[Records about charts and figures]
■ ■ ■ ■ ■ ■ ■
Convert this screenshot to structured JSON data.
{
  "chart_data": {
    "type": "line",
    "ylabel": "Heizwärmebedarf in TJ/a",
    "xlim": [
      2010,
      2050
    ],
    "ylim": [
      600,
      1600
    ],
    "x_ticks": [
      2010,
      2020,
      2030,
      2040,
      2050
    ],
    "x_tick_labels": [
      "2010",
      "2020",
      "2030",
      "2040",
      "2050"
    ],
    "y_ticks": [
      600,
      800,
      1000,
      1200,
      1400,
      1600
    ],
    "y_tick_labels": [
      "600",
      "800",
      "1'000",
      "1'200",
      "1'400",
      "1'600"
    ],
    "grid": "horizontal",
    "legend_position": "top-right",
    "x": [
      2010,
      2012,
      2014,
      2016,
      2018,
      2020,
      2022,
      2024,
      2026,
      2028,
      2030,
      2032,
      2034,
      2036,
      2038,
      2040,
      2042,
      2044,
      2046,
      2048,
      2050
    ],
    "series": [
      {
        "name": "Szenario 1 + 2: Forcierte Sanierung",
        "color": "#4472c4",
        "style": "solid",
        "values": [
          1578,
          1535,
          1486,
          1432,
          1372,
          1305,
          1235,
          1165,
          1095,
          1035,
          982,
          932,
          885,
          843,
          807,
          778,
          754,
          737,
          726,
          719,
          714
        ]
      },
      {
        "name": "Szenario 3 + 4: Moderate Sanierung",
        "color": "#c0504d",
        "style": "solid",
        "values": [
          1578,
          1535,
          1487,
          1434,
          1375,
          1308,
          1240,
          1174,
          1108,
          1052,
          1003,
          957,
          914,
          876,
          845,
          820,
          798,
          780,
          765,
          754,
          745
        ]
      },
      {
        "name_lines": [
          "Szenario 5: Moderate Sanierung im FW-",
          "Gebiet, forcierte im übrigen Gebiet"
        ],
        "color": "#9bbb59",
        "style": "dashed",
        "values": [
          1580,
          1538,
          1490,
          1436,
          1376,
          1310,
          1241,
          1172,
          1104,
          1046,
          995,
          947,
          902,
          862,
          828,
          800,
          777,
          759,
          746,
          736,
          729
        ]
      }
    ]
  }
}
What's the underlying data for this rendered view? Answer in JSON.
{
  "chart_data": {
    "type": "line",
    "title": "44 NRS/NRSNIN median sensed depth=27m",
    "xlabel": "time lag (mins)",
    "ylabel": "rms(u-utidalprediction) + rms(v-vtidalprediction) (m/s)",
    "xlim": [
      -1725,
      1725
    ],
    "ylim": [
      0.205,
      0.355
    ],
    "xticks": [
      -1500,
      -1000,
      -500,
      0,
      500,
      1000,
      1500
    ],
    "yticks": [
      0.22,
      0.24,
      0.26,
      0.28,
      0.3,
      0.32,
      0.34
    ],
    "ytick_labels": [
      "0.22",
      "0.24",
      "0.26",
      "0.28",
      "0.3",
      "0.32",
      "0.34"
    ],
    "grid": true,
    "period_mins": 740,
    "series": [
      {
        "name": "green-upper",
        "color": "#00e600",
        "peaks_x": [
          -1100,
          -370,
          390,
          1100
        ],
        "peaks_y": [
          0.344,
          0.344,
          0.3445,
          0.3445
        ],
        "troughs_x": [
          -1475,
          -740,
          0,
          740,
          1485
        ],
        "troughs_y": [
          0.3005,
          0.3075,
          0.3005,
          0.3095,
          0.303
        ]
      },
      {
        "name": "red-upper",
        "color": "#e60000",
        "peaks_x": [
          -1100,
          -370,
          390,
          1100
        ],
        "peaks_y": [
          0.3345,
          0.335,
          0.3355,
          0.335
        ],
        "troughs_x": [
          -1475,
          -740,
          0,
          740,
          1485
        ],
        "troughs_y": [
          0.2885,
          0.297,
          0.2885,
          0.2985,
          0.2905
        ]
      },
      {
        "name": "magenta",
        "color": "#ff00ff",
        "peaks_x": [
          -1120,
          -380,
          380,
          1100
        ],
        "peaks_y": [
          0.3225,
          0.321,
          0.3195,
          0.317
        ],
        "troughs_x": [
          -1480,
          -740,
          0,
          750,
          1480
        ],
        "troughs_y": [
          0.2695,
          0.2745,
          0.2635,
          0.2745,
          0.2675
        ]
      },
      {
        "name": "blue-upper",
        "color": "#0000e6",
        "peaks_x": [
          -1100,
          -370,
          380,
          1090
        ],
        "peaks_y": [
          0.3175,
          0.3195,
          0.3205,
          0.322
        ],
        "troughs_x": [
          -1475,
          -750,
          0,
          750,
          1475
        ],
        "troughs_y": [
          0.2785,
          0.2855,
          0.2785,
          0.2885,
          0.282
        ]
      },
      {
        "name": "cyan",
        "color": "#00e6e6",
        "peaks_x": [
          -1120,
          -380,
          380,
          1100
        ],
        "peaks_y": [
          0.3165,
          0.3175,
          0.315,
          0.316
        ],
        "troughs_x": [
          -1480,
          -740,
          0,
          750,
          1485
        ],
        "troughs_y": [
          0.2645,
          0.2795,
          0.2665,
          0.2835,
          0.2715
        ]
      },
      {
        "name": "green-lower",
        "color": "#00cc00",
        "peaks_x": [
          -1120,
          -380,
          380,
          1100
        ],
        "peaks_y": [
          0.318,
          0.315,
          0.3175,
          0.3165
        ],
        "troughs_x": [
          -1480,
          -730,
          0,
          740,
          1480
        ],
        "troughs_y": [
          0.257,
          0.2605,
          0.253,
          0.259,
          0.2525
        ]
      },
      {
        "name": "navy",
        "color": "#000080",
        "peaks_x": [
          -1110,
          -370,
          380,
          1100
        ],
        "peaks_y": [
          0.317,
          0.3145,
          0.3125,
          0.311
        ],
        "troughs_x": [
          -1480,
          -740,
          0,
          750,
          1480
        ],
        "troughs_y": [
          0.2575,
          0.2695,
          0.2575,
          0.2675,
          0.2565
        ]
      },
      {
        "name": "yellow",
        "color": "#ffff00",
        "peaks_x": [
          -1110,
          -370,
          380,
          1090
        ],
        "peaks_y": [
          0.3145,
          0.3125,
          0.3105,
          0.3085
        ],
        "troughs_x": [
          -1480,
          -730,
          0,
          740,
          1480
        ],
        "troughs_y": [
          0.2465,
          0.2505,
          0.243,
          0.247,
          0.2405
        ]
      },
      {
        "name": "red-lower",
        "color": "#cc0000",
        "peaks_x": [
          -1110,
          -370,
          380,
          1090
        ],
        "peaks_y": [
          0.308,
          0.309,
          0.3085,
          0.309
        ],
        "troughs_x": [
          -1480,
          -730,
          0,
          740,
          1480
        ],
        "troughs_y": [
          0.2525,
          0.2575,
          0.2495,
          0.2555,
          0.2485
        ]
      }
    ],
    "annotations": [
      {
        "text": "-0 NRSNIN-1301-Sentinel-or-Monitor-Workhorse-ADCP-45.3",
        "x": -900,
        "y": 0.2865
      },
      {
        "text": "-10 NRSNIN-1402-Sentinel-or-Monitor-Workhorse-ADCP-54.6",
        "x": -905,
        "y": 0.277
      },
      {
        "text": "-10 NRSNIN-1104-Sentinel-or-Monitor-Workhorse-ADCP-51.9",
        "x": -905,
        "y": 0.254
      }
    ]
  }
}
■ ■ ■ ■ ■ ■ ■
Task directions:
Repeat all the entries word for word.

Solution:
Convert this screenshot to structured JSON data.
{
  "chart_data": {
    "type": "line",
    "ylabel": "Heizwärmebedarf in TJ/a",
    "xlim": [
      2010,
      2050
    ],
    "ylim": [
      600,
      1600
    ],
    "x_ticks": [
      2010,
      2020,
      2030,
      2040,
      2050
    ],
    "x_tick_labels": [
      "2010",
      "2020",
      "2030",
      "2040",
      "2050"
    ],
    "y_ticks": [
      600,
      800,
      1000,
      1200,
      1400,
      1600
    ],
    "y_tick_labels": [
      "600",
      "800",
      "1'000",
      "1'200",
      "1'400",
      "1'600"
    ],
    "grid": "horizontal",
    "legend_position": "top-right",
    "x": [
      2010,
      2012,
      2014,
      2016,
      2018,
      2020,
      2022,
      2024,
      2026,
      2028,
      2030,
      2032,
      2034,
      2036,
      2038,
      2040,
      2042,
      2044,
      2046,
      2048,
      2050
    ],
    "series": [
      {
        "name": "Szenario 1 + 2: Forcierte Sanierung",
        "color": "#4472c4",
        "style": "solid",
        "values": [
          1578,
          1535,
          1486,
          1432,
          1372,
          1305,
          1235,
          1165,
          1095,
          1035,
          982,
          932,
          885,
          843,
          807,
          778,
          754,
          737,
          726,
          719,
          714
        ]
      },
      {
        "name": "Szenario 3 + 4: Moderate Sanierung",
        "color": "#c0504d",
        "style": "solid",
        "values": [
          1578,
          1535,
          1487,
          1434,
          1375,
          1308,
          1240,
          1174,
          1108,
          1052,
          1003,
          957,
          914,
          876,
          845,
          820,
          798,
          780,
          765,
          754,
          745
        ]
      },
      {
        "name_lines": [
          "Szenario 5: Moderate Sanierung im FW-",
          "Gebiet, forcierte im übrigen Gebiet"
        ],
        "color": "#9bbb59",
        "style": "dashed",
        "values": [
          1580,
          1538,
          1490,
          1436,
          1376,
          1310,
          1241,
          1172,
          1104,
          1046,
          995,
          947,
          902,
          862,
          828,
          800,
          777,
          759,
          746,
          736,
          729
        ]
      }
    ]
  }
}
What's the underlying data for this rendered view? Answer in JSON.
{
  "chart_data": {
    "type": "line",
    "title": "44 NRS/NRSNIN median sensed depth=27m",
    "xlabel": "time lag (mins)",
    "ylabel": "rms(u-utidalprediction) + rms(v-vtidalprediction) (m/s)",
    "xlim": [
      -1725,
      1725
    ],
    "ylim": [
      0.205,
      0.355
    ],
    "xticks": [
      -1500,
      -1000,
      -500,
      0,
      500,
      1000,
      1500
    ],
    "yticks": [
      0.22,
      0.24,
      0.26,
      0.28,
      0.3,
      0.32,
      0.34
    ],
    "ytick_labels": [
      "0.22",
      "0.24",
      "0.26",
      "0.28",
      "0.3",
      "0.32",
      "0.34"
    ],
    "grid": true,
    "period_mins": 740,
    "series": [
      {
        "name": "green-upper",
        "color": "#00e600",
        "peaks_x": [
          -1100,
          -370,
          390,
          1100
        ],
        "peaks_y": [
          0.344,
          0.344,
          0.3445,
          0.3445
        ],
        "troughs_x": [
          -1475,
          -740,
          0,
          740,
          1485
        ],
        "troughs_y": [
          0.3005,
          0.3075,
          0.3005,
          0.3095,
          0.303
        ]
      },
      {
        "name": "red-upper",
        "color": "#e60000",
        "peaks_x": [
          -1100,
          -370,
          390,
          1100
        ],
        "peaks_y": [
          0.3345,
          0.335,
          0.3355,
          0.335
        ],
        "troughs_x": [
          -1475,
          -740,
          0,
          740,
          1485
        ],
        "troughs_y": [
          0.2885,
          0.297,
          0.2885,
          0.2985,
          0.2905
        ]
      },
      {
        "name": "magenta",
        "color": "#ff00ff",
        "peaks_x": [
          -1120,
          -380,
          380,
          1100
        ],
        "peaks_y": [
          0.3225,
          0.321,
          0.3195,
          0.317
        ],
        "troughs_x": [
          -1480,
          -740,
          0,
          750,
          1480
        ],
        "troughs_y": [
          0.2695,
          0.2745,
          0.2635,
          0.2745,
          0.2675
        ]
      },
      {
        "name": "blue-upper",
        "color": "#0000e6",
        "peaks_x": [
          -1100,
          -370,
          380,
          1090
        ],
        "peaks_y": [
          0.3175,
          0.3195,
          0.3205,
          0.322
        ],
        "troughs_x": [
          -1475,
          -750,
          0,
          750,
          1475
        ],
        "troughs_y": [
          0.2785,
          0.2855,
          0.2785,
          0.2885,
          0.282
        ]
      },
      {
        "name": "cyan",
        "color": "#00e6e6",
        "peaks_x": [
          -1120,
          -380,
          380,
          1100
        ],
        "peaks_y": [
          0.3165,
          0.3175,
          0.315,
          0.316
        ],
        "troughs_x": [
          -1480,
          -740,
          0,
          750,
          1485
        ],
        "troughs_y": [
          0.2645,
          0.2795,
          0.2665,
          0.2835,
          0.2715
        ]
      },
      {
        "name": "green-lower",
        "color": "#00cc00",
        "peaks_x": [
          -1120,
          -380,
          380,
          1100
        ],
        "peaks_y": [
          0.318,
          0.315,
          0.3175,
          0.3165
        ],
        "troughs_x": [
          -1480,
          -730,
          0,
          740,
          1480
        ],
        "troughs_y": [
          0.257,
          0.2605,
          0.253,
          0.259,
          0.2525
        ]
      },
      {
        "name": "navy",
        "color": "#000080",
        "peaks_x": [
          -1110,
          -370,
          380,
          1100
        ],
        "peaks_y": [
          0.317,
          0.3145,
          0.3125,
          0.311
        ],
        "troughs_x": [
          -1480,
          -740,
          0,
          750,
          1480
        ],
        "troughs_y": [
          0.2575,
          0.2695,
          0.2575,
          0.2675,
          0.2565
        ]
      },
      {
        "name": "yellow",
        "color": "#ffff00",
        "peaks_x": [
          -1110,
          -370,
          380,
          1090
        ],
        "peaks_y": [
          0.3145,
          0.3125,
          0.3105,
          0.3085
        ],
        "troughs_x": [
          -1480,
          -730,
          0,
          740,
          1480
        ],
        "troughs_y": [
          0.2465,
          0.2505,
          0.243,
          0.247,
          0.2405
        ]
      },
      {
        "name": "red-lower",
        "color": "#cc0000",
        "peaks_x": [
          -1110,
          -370,
          380,
          1090
        ],
        "peaks_y": [
          0.308,
          0.309,
          0.3085,
          0.309
        ],
        "troughs_x": [
          -1480,
          -730,
          0,
          740,
          1480
        ],
        "troughs_y": [
          0.2525,
          0.2575,
          0.2495,
          0.2555,
          0.2485
        ]
      }
    ],
    "annotations": [
      {
        "text": "-0 NRSNIN-1301-Sentinel-or-Monitor-Workhorse-ADCP-45.3",
        "x": -900,
        "y": 0.2865
      },
      {
        "text": "-10 NRSNIN-1402-Sentinel-or-Monitor-Workhorse-ADCP-54.6",
        "x": -905,
        "y": 0.277
      },
      {
        "text": "-10 NRSNIN-1104-Sentinel-or-Monitor-Workhorse-ADCP-51.9",
        "x": -905,
        "y": 0.254
      }
    ]
  }
}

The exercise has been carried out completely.